Output each entry below as it stands, leaving out every picture.

(Items from a data source)
-- -- --
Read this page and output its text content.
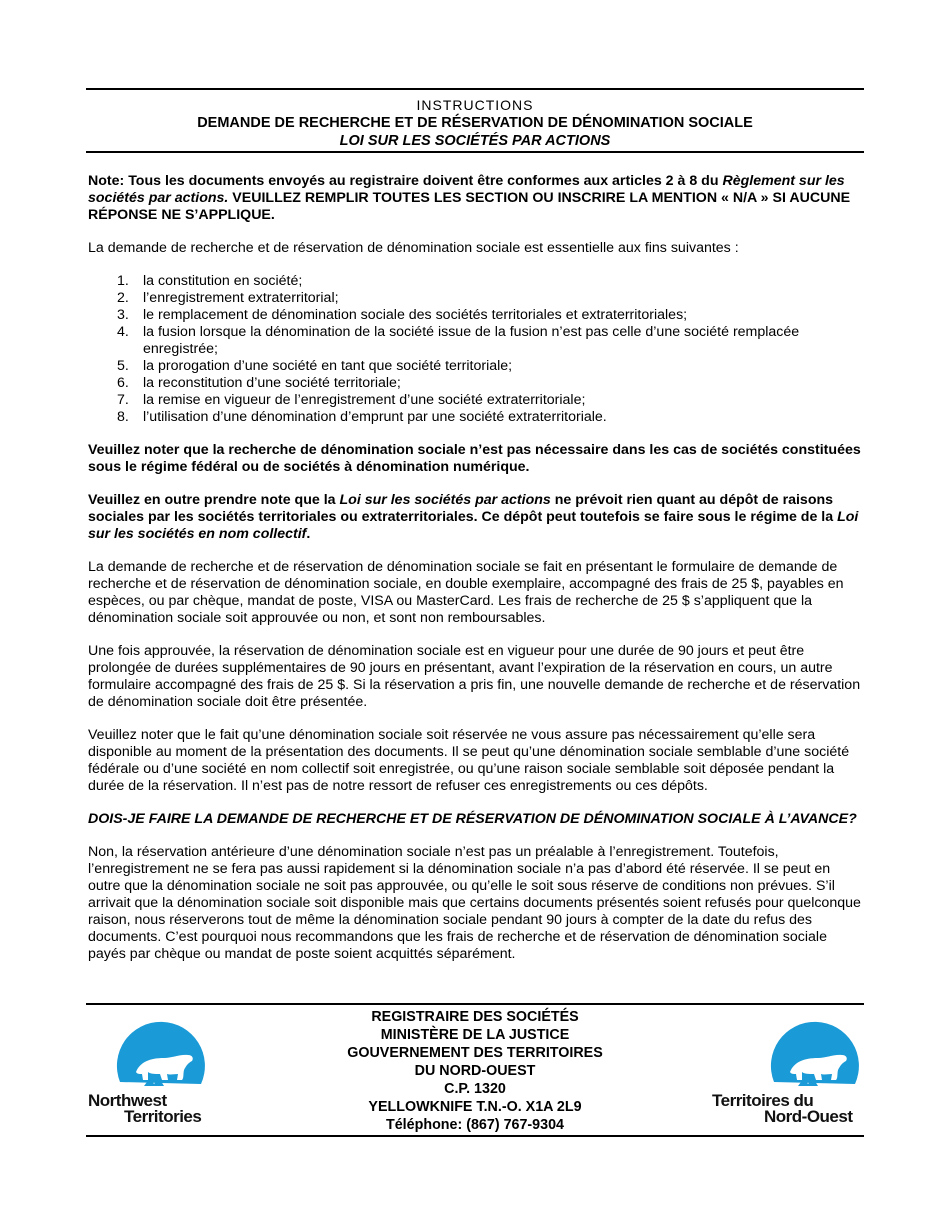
INSTRUCTIONS
DEMANDE DE RECHERCHE ET DE RÉSERVATION DE DÉNOMINATION SOCIALE
LOI SUR LES SOCIÉTÉS PAR ACTIONS

Note: Tous les documents envoyés au registraire doivent être conformes aux articles 2 à 8 du Règlement sur les sociétés par actions. VEUILLEZ REMPLIR TOUTES LES SECTION OU INSCRIRE LA MENTION « N/A » SI AUCUNE RÉPONSE NE S’APPLIQUE.

La demande de recherche et de réservation de dénomination sociale est essentielle aux fins suivantes :

1. la constitution en société;
2. l’enregistrement extraterritorial;
3. le remplacement de dénomination sociale des sociétés territoriales et extraterritoriales;
4. la fusion lorsque la dénomination de la société issue de la fusion n’est pas celle d’une société remplacée enregistrée;
5. la prorogation d’une société en tant que société territoriale;
6. la reconstitution d’une société territoriale;
7. la remise en vigueur de l’enregistrement d’une société extraterritoriale;
8. l’utilisation d’une dénomination d’emprunt par une société extraterritoriale.

Veuillez noter que la recherche de dénomination sociale n’est pas nécessaire dans les cas de sociétés constituées sous le régime fédéral ou de sociétés à dénomination numérique.

Veuillez en outre prendre note que la Loi sur les sociétés par actions ne prévoit rien quant au dépôt de raisons sociales par les sociétés territoriales ou extraterritoriales. Ce dépôt peut toutefois se faire sous le régime de la Loi sur les sociétés en nom collectif.

La demande de recherche et de réservation de dénomination sociale se fait en présentant le formulaire de demande de recherche et de réservation de dénomination sociale, en double exemplaire, accompagné des frais de 25 $, payables en espèces, ou par chèque, mandat de poste, VISA ou MasterCard. Les frais de recherche de 25 $ s’appliquent que la dénomination sociale soit approuvée ou non, et sont non remboursables.

Une fois approuvée, la réservation de dénomination sociale est en vigueur pour une durée de 90 jours et peut être prolongée de durées supplémentaires de 90 jours en présentant, avant l’expiration de la réservation en cours, un autre formulaire accompagné des frais de 25 $. Si la réservation a pris fin, une nouvelle demande de recherche et de réservation de dénomination sociale doit être présentée.

Veuillez noter que le fait qu’une dénomination sociale soit réservée ne vous assure pas nécessairement qu’elle sera disponible au moment de la présentation des documents. Il se peut qu’une dénomination sociale semblable d’une société fédérale ou d’une société en nom collectif soit enregistrée, ou qu’une raison sociale semblable soit déposée pendant la durée de la réservation. Il n’est pas de notre ressort de refuser ces enregistrements ou ces dépôts.

DOIS-JE FAIRE LA DEMANDE DE RECHERCHE ET DE RÉSERVATION DE DÉNOMINATION SOCIALE À L’AVANCE?

Non, la réservation antérieure d’une dénomination sociale n’est pas un préalable à l’enregistrement. Toutefois, l’enregistrement ne se fera pas aussi rapidement si la dénomination sociale n’a pas d’abord été réservée. Il se peut en outre que la dénomination sociale ne soit pas approuvée, ou qu’elle le soit sous réserve de conditions non prévues. S’il arrivait que la dénomination sociale soit disponible mais que certains documents présentés soient refusés pour quelconque raison, nous réserverons tout de même la dénomination sociale pendant 90 jours à compter de la date du refus des documents. C’est pourquoi nous recommandons que les frais de recherche et de réservation de dénomination sociale payés par chèque ou mandat de poste soient acquittés séparément.

Northwest
Territories
REGISTRAIRE DES SOCIÉTÉS
MINISTÈRE DE LA JUSTICE
GOUVERNEMENT DES TERRITOIRES
DU NORD-OUEST
C.P. 1320
YELLOWKNIFE T.N.-O. X1A 2L9
Téléphone: (867) 767-9304
Territoires du
Nord-Ouest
-- -- --
■ IN RESPONSE ■
Read this page and output its text content.
INSTRUCTIONS
DEMANDE DE RECHERCHE ET DE RÉSERVATION DE DÉNOMINATION SOCIALE
LOI SUR LES SOCIÉTÉS PAR ACTIONS

Note: Tous les documents envoyés au registraire doivent être conformes aux articles 2 à 8 du Règlement sur les sociétés par actions. VEUILLEZ REMPLIR TOUTES LES SECTION OU INSCRIRE LA MENTION « N/A » SI AUCUNE RÉPONSE NE S’APPLIQUE.

La demande de recherche et de réservation de dénomination sociale est essentielle aux fins suivantes :

1. la constitution en société;
2. l’enregistrement extraterritorial;
3. le remplacement de dénomination sociale des sociétés territoriales et extraterritoriales;
4. la fusion lorsque la dénomination de la société issue de la fusion n’est pas celle d’une société remplacée enregistrée;
5. la prorogation d’une société en tant que société territoriale;
6. la reconstitution d’une société territoriale;
7. la remise en vigueur de l’enregistrement d’une société extraterritoriale;
8. l’utilisation d’une dénomination d’emprunt par une société extraterritoriale.

Veuillez noter que la recherche de dénomination sociale n’est pas nécessaire dans les cas de sociétés constituées sous le régime fédéral ou de sociétés à dénomination numérique.

Veuillez en outre prendre note que la Loi sur les sociétés par actions ne prévoit rien quant au dépôt de raisons sociales par les sociétés territoriales ou extraterritoriales. Ce dépôt peut toutefois se faire sous le régime de la Loi sur les sociétés en nom collectif.

La demande de recherche et de réservation de dénomination sociale se fait en présentant le formulaire de demande de recherche et de réservation de dénomination sociale, en double exemplaire, accompagné des frais de 25 $, payables en espèces, ou par chèque, mandat de poste, VISA ou MasterCard. Les frais de recherche de 25 $ s’appliquent que la dénomination sociale soit approuvée ou non, et sont non remboursables.

Une fois approuvée, la réservation de dénomination sociale est en vigueur pour une durée de 90 jours et peut être prolongée de durées supplémentaires de 90 jours en présentant, avant l’expiration de la réservation en cours, un autre formulaire accompagné des frais de 25 $. Si la réservation a pris fin, une nouvelle demande de recherche et de réservation de dénomination sociale doit être présentée.

Veuillez noter que le fait qu’une dénomination sociale soit réservée ne vous assure pas nécessairement qu’elle sera disponible au moment de la présentation des documents. Il se peut qu’une dénomination sociale semblable d’une société fédérale ou d’une société en nom collectif soit enregistrée, ou qu’une raison sociale semblable soit déposée pendant la durée de la réservation. Il n’est pas de notre ressort de refuser ces enregistrements ou ces dépôts.

DOIS-JE FAIRE LA DEMANDE DE RECHERCHE ET DE RÉSERVATION DE DÉNOMINATION SOCIALE À L’AVANCE?

Non, la réservation antérieure d’une dénomination sociale n’est pas un préalable à l’enregistrement. Toutefois, l’enregistrement ne se fera pas aussi rapidement si la dénomination sociale n’a pas d’abord été réservée. Il se peut en outre que la dénomination sociale ne soit pas approuvée, ou qu’elle le soit sous réserve de conditions non prévues. S’il arrivait que la dénomination sociale soit disponible mais que certains documents présentés soient refusés pour quelconque raison, nous réserverons tout de même la dénomination sociale pendant 90 jours à compter de la date du refus des documents. C’est pourquoi nous recommandons que les frais de recherche et de réservation de dénomination sociale payés par chèque ou mandat de poste soient acquittés séparément.

Northwest
Territories
REGISTRAIRE DES SOCIÉTÉS
MINISTÈRE DE LA JUSTICE
GOUVERNEMENT DES TERRITOIRES
DU NORD-OUEST
C.P. 1320
YELLOWKNIFE T.N.-O. X1A 2L9
Téléphone: (867) 767-9304
Territoires du
Nord-Ouest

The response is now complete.